- STATED EXERCISE -
Extract each line of the records below that contains the word "icon".

- DATA SHOWN -
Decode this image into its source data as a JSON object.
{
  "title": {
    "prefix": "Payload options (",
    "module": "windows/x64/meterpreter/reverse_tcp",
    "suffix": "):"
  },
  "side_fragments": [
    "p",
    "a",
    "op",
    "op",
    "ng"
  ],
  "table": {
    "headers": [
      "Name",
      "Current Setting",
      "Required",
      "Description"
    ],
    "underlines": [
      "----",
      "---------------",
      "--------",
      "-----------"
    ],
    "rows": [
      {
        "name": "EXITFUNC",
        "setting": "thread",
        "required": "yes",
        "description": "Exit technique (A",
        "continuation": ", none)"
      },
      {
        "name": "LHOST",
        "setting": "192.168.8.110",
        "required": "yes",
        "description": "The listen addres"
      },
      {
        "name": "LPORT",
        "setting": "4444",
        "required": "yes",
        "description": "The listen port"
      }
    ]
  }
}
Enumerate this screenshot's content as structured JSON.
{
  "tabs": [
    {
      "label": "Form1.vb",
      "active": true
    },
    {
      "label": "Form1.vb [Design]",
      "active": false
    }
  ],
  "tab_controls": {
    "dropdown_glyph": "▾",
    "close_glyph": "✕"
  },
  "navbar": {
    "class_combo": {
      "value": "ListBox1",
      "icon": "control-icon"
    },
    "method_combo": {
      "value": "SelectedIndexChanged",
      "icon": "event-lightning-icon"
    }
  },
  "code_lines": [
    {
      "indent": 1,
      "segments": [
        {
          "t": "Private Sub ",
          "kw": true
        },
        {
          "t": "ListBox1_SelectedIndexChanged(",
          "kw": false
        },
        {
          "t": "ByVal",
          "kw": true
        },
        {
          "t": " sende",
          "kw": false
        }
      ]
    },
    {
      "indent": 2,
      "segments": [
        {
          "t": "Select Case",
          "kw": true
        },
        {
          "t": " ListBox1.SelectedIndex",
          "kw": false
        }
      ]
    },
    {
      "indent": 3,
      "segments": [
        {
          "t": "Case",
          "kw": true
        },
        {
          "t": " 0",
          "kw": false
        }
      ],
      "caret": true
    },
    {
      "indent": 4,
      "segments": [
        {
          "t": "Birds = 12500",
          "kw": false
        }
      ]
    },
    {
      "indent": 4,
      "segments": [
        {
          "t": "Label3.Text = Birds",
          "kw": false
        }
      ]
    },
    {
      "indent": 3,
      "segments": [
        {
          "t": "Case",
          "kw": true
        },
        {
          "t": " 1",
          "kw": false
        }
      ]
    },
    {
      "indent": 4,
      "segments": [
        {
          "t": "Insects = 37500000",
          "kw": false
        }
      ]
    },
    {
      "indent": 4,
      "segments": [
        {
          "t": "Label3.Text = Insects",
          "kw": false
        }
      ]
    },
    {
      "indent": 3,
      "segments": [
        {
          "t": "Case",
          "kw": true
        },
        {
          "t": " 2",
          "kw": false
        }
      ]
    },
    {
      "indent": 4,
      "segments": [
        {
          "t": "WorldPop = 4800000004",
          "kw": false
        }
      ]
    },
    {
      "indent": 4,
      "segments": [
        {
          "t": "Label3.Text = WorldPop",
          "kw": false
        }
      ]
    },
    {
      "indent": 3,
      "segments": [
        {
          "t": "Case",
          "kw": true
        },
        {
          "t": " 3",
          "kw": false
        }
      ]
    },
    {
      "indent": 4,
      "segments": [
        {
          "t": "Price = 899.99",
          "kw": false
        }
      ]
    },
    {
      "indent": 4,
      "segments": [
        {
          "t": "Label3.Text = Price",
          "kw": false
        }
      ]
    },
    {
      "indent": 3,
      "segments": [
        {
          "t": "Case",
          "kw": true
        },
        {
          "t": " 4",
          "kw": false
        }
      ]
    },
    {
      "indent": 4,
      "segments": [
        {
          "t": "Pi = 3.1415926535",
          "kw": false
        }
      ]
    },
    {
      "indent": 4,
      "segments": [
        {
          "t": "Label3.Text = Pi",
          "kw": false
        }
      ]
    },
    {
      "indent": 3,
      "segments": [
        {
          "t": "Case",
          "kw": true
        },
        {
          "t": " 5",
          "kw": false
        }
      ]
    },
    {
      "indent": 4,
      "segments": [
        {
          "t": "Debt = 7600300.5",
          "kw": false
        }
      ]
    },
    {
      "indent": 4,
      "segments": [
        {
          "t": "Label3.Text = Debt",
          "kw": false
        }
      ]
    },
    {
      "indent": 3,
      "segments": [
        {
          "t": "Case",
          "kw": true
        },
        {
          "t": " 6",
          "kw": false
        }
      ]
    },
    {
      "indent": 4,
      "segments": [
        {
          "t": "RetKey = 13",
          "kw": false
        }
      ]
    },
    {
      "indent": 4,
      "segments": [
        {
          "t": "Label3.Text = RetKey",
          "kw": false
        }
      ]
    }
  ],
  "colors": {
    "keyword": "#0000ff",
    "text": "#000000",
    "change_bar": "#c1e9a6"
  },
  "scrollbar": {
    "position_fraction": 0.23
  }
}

- EXERCISE RESULT -
      "icon": "control-icon"
      "icon": "event-lightning-icon"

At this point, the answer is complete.